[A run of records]
************
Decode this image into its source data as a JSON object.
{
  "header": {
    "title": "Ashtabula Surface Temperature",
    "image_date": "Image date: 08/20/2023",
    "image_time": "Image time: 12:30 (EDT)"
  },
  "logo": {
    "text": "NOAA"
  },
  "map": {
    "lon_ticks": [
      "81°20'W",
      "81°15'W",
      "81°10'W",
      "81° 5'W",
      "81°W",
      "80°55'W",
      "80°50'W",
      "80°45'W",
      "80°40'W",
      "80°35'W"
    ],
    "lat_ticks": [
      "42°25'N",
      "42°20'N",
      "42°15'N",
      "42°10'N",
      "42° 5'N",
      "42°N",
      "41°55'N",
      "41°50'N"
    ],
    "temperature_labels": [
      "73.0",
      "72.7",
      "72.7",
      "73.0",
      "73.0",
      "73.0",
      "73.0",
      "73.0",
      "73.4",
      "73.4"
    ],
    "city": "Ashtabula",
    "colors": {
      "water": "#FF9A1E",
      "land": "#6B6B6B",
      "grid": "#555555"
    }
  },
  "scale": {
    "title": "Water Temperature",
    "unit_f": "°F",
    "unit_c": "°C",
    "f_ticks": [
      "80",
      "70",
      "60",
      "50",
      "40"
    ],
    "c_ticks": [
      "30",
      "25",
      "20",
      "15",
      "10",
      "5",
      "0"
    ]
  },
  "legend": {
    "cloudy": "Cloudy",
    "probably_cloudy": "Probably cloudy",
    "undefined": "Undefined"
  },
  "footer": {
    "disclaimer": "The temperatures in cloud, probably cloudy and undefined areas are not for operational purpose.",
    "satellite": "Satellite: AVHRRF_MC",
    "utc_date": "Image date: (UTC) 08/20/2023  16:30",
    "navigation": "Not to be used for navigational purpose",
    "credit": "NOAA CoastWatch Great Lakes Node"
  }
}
************
What is required
Only lines that contain the word "date" are wanted; copy each of them.

Result
    "image_date": "Image date: 08/20/2023",
    "utc_date": "Image date: (UTC) 08/20/2023  16:30",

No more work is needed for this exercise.